Records provided:
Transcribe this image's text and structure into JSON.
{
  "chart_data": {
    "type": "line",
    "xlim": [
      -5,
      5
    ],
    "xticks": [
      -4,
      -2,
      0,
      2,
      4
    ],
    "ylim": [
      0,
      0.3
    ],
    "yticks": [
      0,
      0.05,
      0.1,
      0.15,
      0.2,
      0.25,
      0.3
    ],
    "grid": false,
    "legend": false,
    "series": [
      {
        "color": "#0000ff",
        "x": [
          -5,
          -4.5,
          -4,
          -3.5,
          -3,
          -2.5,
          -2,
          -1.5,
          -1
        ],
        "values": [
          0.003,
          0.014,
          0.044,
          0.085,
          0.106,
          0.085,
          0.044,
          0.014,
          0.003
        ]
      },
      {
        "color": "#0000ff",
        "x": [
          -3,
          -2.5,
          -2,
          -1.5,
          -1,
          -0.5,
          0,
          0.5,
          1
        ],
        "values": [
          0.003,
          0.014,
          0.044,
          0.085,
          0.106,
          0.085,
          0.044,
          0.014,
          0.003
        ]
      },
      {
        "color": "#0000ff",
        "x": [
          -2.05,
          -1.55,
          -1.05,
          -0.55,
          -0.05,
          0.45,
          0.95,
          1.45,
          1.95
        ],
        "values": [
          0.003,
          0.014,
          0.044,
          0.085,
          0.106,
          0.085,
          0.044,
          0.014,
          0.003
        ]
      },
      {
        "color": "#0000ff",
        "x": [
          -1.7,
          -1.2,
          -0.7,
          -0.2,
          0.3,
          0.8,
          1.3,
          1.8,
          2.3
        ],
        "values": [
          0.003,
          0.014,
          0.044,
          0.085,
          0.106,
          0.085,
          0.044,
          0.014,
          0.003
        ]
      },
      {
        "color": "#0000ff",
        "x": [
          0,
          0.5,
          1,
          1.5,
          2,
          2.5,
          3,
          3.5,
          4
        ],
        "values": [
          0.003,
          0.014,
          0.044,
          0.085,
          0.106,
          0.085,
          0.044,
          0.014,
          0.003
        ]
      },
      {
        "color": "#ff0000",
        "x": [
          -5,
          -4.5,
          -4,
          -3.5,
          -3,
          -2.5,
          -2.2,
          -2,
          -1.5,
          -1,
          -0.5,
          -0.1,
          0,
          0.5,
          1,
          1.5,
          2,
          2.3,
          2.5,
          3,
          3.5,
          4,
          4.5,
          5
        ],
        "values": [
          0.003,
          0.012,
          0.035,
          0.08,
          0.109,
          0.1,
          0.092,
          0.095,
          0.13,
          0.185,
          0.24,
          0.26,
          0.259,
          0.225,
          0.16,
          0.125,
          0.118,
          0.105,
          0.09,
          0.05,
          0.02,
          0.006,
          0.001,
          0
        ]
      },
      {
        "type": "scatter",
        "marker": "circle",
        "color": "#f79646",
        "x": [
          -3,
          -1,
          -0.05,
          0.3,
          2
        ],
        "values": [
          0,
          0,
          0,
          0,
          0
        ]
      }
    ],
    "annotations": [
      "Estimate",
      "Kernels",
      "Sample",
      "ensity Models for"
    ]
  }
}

Written instruction: Transcribe all of the material exactly. Omit nothing.

Solution below:
Transcribe this image's text and structure into JSON.
{
  "chart_data": {
    "type": "line",
    "xlim": [
      -5,
      5
    ],
    "xticks": [
      -4,
      -2,
      0,
      2,
      4
    ],
    "ylim": [
      0,
      0.3
    ],
    "yticks": [
      0,
      0.05,
      0.1,
      0.15,
      0.2,
      0.25,
      0.3
    ],
    "grid": false,
    "legend": false,
    "series": [
      {
        "color": "#0000ff",
        "x": [
          -5,
          -4.5,
          -4,
          -3.5,
          -3,
          -2.5,
          -2,
          -1.5,
          -1
        ],
        "values": [
          0.003,
          0.014,
          0.044,
          0.085,
          0.106,
          0.085,
          0.044,
          0.014,
          0.003
        ]
      },
      {
        "color": "#0000ff",
        "x": [
          -3,
          -2.5,
          -2,
          -1.5,
          -1,
          -0.5,
          0,
          0.5,
          1
        ],
        "values": [
          0.003,
          0.014,
          0.044,
          0.085,
          0.106,
          0.085,
          0.044,
          0.014,
          0.003
        ]
      },
      {
        "color": "#0000ff",
        "x": [
          -2.05,
          -1.55,
          -1.05,
          -0.55,
          -0.05,
          0.45,
          0.95,
          1.45,
          1.95
        ],
        "values": [
          0.003,
          0.014,
          0.044,
          0.085,
          0.106,
          0.085,
          0.044,
          0.014,
          0.003
        ]
      },
      {
        "color": "#0000ff",
        "x": [
          -1.7,
          -1.2,
          -0.7,
          -0.2,
          0.3,
          0.8,
          1.3,
          1.8,
          2.3
        ],
        "values": [
          0.003,
          0.014,
          0.044,
          0.085,
          0.106,
          0.085,
          0.044,
          0.014,
          0.003
        ]
      },
      {
        "color": "#0000ff",
        "x": [
          0,
          0.5,
          1,
          1.5,
          2,
          2.5,
          3,
          3.5,
          4
        ],
        "values": [
          0.003,
          0.014,
          0.044,
          0.085,
          0.106,
          0.085,
          0.044,
          0.014,
          0.003
        ]
      },
      {
        "color": "#ff0000",
        "x": [
          -5,
          -4.5,
          -4,
          -3.5,
          -3,
          -2.5,
          -2.2,
          -2,
          -1.5,
          -1,
          -0.5,
          -0.1,
          0,
          0.5,
          1,
          1.5,
          2,
          2.3,
          2.5,
          3,
          3.5,
          4,
          4.5,
          5
        ],
        "values": [
          0.003,
          0.012,
          0.035,
          0.08,
          0.109,
          0.1,
          0.092,
          0.095,
          0.13,
          0.185,
          0.24,
          0.26,
          0.259,
          0.225,
          0.16,
          0.125,
          0.118,
          0.105,
          0.09,
          0.05,
          0.02,
          0.006,
          0.001,
          0
        ]
      },
      {
        "type": "scatter",
        "marker": "circle",
        "color": "#f79646",
        "x": [
          -3,
          -1,
          -0.05,
          0.3,
          2
        ],
        "values": [
          0,
          0,
          0,
          0,
          0
        ]
      }
    ],
    "annotations": [
      "Estimate",
      "Kernels",
      "Sample",
      "ensity Models for"
    ]
  }
}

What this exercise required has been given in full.